Exercise description:
State the number of lines below in which the word "situació" appears. Nothing else belongs in the answer.

++++ Entries supplied

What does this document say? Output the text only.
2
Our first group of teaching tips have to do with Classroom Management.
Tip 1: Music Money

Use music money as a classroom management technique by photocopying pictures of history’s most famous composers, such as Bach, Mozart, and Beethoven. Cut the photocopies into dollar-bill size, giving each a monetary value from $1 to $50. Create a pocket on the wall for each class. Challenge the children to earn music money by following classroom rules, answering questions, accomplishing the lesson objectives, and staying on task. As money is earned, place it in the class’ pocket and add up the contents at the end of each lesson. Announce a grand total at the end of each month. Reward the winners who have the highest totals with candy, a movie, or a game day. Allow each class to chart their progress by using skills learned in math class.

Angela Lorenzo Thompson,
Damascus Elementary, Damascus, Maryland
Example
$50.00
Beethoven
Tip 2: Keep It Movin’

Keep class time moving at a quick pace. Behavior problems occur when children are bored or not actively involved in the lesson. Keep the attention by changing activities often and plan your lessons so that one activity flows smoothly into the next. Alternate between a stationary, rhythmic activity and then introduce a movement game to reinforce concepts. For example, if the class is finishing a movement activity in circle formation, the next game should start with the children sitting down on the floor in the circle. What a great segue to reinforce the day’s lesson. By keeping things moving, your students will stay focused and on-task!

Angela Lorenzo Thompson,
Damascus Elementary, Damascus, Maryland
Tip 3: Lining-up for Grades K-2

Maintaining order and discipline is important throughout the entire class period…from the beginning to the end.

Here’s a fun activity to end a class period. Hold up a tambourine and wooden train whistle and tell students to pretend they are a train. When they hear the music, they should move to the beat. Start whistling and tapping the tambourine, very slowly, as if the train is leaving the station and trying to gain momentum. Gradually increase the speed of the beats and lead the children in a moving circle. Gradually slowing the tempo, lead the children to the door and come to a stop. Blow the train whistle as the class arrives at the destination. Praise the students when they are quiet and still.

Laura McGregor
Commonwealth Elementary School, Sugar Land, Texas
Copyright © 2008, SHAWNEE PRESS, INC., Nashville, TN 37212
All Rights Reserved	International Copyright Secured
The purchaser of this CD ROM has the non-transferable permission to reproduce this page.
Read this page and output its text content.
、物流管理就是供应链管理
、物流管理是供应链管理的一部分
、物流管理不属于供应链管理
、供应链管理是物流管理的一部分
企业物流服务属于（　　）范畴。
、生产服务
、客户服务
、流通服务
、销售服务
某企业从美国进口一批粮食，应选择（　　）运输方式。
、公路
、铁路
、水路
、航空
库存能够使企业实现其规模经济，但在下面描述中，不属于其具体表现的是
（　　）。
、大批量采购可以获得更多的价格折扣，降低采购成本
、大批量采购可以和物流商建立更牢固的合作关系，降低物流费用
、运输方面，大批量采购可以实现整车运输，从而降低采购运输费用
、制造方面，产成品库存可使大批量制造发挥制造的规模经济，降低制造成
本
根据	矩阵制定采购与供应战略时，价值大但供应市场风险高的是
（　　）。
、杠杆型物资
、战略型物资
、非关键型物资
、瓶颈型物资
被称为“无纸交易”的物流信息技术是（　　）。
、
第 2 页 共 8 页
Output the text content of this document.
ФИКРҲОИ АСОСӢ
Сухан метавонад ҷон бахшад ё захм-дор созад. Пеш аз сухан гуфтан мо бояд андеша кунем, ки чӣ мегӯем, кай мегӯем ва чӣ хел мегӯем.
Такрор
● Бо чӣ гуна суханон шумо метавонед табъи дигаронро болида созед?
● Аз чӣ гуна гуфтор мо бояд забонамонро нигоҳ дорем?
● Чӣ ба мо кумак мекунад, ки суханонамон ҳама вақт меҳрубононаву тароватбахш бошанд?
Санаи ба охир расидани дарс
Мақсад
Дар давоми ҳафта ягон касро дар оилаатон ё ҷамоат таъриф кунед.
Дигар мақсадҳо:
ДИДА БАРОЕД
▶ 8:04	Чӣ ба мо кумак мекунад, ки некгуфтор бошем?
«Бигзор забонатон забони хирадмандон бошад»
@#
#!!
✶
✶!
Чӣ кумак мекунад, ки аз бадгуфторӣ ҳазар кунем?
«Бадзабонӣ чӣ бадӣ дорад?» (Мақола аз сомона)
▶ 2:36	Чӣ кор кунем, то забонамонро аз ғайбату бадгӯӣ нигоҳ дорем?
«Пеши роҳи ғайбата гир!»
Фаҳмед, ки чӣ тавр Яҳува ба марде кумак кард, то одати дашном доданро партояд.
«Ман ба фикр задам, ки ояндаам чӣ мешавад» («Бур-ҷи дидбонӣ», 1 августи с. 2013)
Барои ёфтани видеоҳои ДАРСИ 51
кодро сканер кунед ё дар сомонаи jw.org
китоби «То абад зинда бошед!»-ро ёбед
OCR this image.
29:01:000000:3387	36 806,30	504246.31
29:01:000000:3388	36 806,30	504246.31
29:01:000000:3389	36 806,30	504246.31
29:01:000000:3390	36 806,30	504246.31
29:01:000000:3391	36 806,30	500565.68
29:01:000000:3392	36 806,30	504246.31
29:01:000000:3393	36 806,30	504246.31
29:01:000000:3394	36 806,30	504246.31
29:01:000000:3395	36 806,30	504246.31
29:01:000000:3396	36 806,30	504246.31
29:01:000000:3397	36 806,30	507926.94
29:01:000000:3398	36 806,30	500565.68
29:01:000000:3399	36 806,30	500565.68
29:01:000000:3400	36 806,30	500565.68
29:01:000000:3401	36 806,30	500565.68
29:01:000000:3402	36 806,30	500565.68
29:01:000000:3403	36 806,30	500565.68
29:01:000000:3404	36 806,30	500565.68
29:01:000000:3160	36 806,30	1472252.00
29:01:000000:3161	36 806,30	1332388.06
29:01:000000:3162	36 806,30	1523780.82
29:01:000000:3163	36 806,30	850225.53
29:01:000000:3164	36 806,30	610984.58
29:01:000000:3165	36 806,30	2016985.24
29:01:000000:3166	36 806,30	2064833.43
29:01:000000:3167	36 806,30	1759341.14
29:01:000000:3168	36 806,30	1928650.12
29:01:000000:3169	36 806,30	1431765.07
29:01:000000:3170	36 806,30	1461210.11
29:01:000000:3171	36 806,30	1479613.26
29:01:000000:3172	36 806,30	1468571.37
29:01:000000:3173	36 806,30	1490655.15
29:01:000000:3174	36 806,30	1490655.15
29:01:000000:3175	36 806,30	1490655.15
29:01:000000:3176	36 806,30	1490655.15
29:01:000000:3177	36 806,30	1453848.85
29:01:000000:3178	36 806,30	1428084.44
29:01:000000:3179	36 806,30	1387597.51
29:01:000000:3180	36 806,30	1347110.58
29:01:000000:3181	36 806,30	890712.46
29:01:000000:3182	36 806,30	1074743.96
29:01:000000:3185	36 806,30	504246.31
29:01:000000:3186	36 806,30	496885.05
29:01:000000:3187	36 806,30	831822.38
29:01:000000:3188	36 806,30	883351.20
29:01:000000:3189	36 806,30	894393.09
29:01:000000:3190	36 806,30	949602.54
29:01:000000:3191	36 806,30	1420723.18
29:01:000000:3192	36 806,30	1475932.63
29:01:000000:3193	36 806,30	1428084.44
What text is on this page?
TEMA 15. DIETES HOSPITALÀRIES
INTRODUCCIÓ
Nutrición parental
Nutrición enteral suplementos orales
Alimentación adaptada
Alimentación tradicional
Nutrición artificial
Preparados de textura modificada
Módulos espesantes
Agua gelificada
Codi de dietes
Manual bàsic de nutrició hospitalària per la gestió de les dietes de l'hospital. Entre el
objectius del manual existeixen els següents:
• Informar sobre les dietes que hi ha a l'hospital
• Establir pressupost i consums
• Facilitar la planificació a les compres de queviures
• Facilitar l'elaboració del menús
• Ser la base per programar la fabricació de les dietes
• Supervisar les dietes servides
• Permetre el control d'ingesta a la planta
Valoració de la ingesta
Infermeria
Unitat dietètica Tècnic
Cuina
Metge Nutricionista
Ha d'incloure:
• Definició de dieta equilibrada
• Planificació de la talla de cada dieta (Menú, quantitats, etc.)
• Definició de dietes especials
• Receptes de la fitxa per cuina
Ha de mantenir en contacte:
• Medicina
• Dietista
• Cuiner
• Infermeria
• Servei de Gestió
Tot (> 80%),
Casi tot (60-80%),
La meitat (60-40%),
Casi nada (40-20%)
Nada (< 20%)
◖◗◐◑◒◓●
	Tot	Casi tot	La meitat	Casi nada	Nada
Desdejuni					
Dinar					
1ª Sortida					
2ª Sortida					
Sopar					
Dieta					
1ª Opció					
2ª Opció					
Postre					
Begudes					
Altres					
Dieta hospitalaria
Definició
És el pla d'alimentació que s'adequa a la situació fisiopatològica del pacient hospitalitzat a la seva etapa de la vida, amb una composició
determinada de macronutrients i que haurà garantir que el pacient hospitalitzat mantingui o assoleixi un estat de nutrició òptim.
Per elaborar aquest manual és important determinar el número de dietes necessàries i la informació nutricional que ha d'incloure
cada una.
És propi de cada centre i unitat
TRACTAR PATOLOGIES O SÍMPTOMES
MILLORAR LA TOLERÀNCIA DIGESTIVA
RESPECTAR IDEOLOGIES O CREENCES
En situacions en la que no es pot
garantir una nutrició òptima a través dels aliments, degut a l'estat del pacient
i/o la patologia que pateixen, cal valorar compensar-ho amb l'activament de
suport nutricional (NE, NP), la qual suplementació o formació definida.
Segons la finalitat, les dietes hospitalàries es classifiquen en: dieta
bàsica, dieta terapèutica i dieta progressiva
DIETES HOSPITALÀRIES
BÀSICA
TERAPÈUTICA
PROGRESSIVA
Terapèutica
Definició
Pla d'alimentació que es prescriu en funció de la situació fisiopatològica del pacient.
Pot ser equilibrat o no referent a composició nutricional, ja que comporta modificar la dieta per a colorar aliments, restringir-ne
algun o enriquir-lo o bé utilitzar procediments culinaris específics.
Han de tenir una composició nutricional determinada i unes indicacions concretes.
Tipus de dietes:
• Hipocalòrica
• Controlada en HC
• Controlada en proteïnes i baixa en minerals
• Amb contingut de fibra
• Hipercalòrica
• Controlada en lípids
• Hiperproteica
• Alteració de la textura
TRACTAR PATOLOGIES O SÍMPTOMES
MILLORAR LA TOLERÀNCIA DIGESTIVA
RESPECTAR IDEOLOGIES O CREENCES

++++++++

Answer to this problem:
2